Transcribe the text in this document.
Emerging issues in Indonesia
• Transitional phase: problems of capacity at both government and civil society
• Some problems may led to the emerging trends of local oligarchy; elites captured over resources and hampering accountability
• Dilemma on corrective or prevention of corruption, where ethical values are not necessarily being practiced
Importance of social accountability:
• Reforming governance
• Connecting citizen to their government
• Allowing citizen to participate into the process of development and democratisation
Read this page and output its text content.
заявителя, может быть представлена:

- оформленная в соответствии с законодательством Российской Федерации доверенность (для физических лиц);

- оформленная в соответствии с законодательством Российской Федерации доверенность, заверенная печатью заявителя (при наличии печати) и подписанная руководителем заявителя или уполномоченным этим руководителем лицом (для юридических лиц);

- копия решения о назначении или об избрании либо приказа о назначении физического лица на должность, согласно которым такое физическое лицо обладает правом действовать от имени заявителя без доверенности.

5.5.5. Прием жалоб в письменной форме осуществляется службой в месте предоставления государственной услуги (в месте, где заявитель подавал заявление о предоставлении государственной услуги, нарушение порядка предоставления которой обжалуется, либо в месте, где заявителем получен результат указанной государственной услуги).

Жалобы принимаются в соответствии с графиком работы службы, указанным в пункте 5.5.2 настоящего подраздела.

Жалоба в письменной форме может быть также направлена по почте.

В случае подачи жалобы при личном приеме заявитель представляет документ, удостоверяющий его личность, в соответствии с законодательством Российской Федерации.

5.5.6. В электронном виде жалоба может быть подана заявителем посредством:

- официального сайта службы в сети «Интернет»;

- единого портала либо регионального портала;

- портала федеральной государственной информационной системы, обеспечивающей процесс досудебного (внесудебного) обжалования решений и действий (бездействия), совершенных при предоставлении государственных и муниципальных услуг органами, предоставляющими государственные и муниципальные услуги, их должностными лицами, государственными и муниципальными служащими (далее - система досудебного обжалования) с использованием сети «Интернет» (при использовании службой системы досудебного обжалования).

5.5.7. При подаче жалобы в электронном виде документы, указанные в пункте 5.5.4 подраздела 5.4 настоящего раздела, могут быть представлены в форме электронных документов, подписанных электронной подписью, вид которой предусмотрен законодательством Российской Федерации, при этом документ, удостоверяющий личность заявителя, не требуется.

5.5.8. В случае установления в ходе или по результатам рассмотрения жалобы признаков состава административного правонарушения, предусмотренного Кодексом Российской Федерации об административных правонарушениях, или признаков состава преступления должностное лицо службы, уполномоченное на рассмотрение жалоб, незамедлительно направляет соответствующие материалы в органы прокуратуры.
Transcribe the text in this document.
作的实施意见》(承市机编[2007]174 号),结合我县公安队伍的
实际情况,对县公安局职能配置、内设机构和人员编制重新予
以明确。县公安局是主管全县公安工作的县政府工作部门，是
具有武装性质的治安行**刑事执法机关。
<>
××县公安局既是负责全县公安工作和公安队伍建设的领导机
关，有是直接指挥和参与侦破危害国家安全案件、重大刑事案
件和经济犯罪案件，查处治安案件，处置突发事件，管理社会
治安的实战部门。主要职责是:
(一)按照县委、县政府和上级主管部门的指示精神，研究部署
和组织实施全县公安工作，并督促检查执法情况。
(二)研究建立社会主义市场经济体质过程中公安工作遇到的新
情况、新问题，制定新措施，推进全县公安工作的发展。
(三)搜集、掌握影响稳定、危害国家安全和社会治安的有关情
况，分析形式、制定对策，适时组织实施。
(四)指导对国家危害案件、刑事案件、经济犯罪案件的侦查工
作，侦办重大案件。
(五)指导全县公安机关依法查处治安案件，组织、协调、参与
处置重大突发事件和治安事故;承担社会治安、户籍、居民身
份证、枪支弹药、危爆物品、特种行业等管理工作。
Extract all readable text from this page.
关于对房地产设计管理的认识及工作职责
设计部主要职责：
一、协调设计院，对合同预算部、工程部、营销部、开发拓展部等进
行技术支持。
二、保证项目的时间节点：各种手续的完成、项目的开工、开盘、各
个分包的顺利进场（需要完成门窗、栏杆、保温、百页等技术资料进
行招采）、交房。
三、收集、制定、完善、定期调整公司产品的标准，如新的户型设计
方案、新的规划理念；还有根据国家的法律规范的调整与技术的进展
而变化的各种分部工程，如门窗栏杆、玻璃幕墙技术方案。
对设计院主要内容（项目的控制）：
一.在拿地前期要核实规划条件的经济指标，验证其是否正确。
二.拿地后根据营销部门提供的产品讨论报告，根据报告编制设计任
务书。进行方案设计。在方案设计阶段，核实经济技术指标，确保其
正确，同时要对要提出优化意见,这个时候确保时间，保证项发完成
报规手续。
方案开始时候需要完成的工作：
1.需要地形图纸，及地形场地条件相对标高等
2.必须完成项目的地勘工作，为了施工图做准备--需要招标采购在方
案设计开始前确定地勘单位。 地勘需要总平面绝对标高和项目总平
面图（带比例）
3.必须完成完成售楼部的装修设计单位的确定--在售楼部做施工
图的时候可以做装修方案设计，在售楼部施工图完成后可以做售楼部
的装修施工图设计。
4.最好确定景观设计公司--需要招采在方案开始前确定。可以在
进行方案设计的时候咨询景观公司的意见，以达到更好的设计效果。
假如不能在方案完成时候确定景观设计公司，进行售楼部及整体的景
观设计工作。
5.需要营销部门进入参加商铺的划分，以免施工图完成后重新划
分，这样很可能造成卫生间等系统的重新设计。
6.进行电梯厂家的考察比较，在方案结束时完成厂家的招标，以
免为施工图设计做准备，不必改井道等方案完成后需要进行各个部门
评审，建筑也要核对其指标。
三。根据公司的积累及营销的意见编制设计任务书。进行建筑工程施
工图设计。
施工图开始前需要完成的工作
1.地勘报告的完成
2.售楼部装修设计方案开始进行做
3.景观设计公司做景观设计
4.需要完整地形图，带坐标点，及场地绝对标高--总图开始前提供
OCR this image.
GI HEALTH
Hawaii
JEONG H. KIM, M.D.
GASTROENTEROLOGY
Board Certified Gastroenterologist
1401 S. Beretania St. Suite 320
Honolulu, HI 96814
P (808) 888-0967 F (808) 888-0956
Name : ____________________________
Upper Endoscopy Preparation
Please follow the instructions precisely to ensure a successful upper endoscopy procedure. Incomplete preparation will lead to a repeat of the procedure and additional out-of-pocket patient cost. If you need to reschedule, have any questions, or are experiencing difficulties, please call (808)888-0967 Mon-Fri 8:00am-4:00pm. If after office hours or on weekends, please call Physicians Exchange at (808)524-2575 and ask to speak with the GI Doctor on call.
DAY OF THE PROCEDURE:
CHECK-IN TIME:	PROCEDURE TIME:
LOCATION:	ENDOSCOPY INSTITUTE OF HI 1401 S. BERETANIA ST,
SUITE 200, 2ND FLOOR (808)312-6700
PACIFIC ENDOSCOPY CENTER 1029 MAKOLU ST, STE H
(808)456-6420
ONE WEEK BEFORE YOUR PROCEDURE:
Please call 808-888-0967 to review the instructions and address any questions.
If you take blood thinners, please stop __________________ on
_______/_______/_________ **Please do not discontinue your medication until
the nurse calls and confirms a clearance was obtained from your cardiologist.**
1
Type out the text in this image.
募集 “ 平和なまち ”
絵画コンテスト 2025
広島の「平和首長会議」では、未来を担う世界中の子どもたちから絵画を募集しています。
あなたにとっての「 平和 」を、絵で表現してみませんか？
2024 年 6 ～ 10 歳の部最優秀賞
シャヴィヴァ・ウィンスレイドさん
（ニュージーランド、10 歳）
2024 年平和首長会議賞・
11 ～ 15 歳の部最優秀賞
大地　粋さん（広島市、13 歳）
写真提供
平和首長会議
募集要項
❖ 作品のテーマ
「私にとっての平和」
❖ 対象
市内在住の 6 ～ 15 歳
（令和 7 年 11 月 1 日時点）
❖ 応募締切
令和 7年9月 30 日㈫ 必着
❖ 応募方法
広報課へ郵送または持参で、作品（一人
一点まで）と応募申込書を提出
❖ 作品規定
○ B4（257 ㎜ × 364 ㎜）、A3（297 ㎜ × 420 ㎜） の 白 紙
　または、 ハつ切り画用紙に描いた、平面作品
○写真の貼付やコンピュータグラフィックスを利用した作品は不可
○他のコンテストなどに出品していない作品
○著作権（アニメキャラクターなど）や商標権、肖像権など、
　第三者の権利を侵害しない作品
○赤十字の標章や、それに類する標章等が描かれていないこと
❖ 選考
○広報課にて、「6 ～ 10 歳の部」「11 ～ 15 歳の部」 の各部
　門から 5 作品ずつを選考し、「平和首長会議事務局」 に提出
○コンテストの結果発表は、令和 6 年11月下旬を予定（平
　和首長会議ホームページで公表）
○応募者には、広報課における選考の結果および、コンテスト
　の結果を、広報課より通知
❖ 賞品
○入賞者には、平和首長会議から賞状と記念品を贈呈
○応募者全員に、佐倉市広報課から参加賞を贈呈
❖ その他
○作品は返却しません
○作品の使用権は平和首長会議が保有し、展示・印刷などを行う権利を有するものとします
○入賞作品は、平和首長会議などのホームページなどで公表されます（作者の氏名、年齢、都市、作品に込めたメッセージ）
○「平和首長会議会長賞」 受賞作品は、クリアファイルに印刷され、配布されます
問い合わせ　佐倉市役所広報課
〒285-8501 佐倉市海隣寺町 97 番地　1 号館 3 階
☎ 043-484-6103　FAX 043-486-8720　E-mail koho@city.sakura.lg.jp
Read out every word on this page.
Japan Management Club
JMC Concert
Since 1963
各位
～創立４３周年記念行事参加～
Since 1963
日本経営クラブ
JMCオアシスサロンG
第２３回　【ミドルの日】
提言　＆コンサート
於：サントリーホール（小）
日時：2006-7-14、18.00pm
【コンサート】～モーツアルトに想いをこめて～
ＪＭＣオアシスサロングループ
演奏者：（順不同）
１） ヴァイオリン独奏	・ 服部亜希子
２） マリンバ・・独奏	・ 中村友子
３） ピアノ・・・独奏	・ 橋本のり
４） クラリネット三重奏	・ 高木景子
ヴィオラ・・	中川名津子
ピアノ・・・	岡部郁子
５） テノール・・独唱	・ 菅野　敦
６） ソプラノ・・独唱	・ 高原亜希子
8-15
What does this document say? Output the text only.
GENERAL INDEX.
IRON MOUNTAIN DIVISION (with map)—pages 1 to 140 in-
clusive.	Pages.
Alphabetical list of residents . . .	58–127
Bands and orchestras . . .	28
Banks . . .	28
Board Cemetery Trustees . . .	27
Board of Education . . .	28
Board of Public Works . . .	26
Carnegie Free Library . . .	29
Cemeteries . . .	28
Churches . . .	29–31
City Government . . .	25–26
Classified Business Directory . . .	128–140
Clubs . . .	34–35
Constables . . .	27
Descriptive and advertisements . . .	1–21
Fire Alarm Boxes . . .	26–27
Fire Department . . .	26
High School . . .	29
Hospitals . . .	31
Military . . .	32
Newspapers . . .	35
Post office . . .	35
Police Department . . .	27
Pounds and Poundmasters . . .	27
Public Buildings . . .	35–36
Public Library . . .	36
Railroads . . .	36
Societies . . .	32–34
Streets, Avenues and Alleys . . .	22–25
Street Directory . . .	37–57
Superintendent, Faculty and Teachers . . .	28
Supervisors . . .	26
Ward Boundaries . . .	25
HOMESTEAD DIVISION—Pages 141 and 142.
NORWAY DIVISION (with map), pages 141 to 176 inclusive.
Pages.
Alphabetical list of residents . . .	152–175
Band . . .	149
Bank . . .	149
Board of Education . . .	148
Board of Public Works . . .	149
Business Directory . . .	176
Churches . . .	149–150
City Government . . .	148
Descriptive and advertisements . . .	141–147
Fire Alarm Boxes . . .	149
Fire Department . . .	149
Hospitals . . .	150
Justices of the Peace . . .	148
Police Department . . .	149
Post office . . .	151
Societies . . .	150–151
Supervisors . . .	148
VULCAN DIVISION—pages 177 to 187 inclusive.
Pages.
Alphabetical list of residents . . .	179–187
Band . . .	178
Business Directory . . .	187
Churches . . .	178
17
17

┄┄┄┄┄┄┄┄┄┄┄┄┄┄┄┄┄┄┄┄

#### Written task:
Return all lines with the word "Public" in them.

#### Output below:
Board of Public Works . . .	26
Public Buildings . . .	35–36
Public Library . . .	36
Board of Public Works . . .	149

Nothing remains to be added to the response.